### Exercise instructions
Go through the data below and gather each line containing "DONGGUAN".

··········

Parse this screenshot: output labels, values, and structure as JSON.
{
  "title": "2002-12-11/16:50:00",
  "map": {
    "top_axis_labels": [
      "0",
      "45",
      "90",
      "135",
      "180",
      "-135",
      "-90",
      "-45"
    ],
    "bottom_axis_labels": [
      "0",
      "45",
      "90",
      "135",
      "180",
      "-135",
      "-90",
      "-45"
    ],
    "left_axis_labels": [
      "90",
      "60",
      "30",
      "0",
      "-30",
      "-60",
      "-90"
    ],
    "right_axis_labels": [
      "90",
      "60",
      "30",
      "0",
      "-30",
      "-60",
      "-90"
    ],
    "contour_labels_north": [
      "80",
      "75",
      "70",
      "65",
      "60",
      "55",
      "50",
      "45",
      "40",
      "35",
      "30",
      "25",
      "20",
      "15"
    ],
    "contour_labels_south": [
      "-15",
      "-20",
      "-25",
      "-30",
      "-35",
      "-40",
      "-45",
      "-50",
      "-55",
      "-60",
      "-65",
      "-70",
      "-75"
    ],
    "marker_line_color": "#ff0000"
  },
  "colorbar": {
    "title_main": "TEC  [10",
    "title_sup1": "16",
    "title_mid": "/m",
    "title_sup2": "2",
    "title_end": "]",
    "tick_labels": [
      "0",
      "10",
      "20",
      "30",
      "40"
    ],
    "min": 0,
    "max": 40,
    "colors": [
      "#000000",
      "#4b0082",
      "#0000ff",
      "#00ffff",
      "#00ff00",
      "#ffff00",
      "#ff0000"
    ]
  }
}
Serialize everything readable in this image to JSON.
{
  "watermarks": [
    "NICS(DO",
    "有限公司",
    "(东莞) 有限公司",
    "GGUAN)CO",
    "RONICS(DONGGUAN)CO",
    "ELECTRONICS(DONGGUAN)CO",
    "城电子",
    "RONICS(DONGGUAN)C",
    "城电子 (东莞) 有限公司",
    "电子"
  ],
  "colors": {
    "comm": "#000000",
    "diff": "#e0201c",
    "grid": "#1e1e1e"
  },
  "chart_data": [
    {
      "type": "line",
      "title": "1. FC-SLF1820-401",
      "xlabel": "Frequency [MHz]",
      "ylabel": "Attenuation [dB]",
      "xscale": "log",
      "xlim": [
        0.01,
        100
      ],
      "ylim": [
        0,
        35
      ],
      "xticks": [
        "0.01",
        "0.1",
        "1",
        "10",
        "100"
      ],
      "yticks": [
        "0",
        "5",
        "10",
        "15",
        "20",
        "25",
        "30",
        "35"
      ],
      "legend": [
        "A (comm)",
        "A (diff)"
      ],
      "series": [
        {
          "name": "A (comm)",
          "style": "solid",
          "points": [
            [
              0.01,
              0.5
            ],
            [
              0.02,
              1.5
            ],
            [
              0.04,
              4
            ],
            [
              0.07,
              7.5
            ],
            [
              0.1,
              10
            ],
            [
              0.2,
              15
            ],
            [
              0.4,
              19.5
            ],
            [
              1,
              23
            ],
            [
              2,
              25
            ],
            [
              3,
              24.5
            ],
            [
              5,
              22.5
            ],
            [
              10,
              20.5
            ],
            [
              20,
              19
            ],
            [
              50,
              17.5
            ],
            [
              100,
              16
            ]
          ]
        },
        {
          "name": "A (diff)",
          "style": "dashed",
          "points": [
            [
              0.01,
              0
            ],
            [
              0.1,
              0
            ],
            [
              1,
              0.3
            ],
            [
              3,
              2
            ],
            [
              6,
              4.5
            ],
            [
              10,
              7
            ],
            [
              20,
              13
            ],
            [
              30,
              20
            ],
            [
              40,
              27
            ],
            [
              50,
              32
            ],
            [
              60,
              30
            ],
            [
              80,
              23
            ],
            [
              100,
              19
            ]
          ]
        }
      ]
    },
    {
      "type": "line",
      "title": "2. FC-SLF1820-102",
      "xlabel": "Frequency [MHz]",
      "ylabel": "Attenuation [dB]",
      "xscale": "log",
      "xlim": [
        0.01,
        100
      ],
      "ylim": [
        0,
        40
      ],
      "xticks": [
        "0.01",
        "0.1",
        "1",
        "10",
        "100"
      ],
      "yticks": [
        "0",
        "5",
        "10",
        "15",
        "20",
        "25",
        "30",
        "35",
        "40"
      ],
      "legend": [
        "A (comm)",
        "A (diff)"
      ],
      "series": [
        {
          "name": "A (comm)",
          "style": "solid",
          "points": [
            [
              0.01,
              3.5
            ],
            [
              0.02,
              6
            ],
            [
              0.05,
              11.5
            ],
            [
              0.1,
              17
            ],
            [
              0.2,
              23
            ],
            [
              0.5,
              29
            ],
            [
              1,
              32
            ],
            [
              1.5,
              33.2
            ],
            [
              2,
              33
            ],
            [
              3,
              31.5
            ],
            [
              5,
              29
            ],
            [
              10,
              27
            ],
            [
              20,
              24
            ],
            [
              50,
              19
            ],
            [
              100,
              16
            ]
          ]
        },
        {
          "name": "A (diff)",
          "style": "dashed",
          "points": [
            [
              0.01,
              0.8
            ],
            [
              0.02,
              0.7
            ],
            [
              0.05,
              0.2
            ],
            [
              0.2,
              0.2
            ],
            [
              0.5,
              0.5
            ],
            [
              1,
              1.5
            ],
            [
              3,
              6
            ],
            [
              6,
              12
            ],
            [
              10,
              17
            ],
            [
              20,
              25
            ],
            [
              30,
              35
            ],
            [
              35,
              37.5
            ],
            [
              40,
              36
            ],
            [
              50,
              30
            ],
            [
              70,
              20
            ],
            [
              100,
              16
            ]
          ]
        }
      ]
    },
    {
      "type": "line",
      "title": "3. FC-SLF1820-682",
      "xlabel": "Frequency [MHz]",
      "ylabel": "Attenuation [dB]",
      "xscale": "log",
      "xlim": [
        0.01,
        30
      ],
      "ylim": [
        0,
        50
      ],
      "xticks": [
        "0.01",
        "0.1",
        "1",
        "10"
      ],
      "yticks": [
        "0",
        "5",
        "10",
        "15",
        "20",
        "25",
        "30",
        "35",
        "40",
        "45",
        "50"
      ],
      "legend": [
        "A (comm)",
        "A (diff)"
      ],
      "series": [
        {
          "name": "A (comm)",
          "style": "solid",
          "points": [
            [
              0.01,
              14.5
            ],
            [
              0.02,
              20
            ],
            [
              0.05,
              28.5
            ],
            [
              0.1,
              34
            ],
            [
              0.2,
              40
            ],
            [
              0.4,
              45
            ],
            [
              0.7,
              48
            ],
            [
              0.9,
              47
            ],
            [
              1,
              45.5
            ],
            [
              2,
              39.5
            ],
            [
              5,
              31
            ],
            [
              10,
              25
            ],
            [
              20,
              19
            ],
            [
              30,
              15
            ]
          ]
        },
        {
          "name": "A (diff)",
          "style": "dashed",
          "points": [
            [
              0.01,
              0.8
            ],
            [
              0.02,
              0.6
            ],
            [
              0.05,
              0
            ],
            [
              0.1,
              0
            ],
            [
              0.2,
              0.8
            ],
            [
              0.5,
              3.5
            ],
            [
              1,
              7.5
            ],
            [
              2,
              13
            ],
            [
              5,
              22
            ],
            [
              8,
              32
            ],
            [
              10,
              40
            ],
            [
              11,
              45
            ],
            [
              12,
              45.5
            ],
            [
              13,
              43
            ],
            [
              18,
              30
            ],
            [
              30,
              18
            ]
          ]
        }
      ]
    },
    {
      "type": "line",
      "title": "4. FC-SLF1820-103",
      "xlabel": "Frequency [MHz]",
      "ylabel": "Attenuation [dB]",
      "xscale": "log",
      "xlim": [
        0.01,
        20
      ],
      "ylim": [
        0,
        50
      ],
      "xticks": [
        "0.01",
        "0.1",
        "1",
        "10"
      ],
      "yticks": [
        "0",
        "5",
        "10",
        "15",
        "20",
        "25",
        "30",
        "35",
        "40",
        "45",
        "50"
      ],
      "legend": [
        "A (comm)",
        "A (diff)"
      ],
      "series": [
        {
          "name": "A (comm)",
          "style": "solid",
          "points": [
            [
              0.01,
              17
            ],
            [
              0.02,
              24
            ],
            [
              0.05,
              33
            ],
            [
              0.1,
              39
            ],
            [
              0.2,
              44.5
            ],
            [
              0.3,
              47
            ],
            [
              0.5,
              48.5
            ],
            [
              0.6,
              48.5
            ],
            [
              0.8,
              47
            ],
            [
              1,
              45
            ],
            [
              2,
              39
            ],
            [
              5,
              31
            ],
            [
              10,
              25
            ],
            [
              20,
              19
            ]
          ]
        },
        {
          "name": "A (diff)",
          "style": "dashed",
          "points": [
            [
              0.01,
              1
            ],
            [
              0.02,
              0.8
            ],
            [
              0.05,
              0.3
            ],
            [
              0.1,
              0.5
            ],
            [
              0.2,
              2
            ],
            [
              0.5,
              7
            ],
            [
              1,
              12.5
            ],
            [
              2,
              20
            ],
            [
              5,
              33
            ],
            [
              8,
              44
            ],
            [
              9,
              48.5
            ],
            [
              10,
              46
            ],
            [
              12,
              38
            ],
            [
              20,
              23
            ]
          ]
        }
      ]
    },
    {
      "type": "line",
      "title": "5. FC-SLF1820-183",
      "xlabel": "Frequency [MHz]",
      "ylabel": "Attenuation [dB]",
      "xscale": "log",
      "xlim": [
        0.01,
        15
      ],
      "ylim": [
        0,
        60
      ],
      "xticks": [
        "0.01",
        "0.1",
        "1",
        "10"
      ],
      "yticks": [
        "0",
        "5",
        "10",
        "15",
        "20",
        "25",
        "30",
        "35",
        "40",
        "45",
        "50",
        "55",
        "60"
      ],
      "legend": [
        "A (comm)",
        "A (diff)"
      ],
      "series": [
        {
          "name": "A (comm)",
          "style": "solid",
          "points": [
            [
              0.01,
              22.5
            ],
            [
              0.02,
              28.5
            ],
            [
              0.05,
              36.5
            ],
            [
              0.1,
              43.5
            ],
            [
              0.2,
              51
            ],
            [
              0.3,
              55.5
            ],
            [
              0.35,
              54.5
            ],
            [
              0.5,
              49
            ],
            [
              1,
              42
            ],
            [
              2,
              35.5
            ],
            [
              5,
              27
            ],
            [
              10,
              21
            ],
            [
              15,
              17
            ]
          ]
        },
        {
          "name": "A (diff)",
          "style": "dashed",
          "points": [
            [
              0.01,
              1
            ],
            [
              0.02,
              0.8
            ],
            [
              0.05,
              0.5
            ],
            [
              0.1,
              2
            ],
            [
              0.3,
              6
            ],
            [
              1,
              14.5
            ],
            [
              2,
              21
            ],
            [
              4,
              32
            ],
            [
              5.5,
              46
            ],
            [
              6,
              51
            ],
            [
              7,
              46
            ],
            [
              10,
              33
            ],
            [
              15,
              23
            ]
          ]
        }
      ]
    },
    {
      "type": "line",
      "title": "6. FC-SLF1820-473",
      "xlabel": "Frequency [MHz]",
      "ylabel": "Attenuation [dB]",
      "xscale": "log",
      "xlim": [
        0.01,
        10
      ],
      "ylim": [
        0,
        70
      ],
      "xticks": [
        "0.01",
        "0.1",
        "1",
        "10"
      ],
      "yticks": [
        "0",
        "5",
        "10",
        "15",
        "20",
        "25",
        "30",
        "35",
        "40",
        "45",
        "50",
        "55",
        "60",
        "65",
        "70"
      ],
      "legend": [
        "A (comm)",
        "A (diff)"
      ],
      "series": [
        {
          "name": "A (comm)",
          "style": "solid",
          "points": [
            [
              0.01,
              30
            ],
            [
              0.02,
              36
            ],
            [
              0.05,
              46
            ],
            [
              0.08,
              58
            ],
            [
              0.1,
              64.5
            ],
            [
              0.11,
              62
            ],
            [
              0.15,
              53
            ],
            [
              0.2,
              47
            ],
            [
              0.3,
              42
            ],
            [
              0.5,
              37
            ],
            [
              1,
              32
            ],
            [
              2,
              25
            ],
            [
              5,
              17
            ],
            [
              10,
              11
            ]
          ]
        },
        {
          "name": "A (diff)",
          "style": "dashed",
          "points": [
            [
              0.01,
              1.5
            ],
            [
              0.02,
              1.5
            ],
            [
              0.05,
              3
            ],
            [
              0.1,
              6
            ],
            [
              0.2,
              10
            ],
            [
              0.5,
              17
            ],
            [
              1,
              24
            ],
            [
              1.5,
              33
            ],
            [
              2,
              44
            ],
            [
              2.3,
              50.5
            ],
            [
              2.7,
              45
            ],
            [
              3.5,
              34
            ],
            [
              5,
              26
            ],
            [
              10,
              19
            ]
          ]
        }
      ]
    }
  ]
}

··········

### Solution to this problem
    "RONICS(DONGGUAN)CO",
    "ELECTRONICS(DONGGUAN)CO",
    "RONICS(DONGGUAN)C",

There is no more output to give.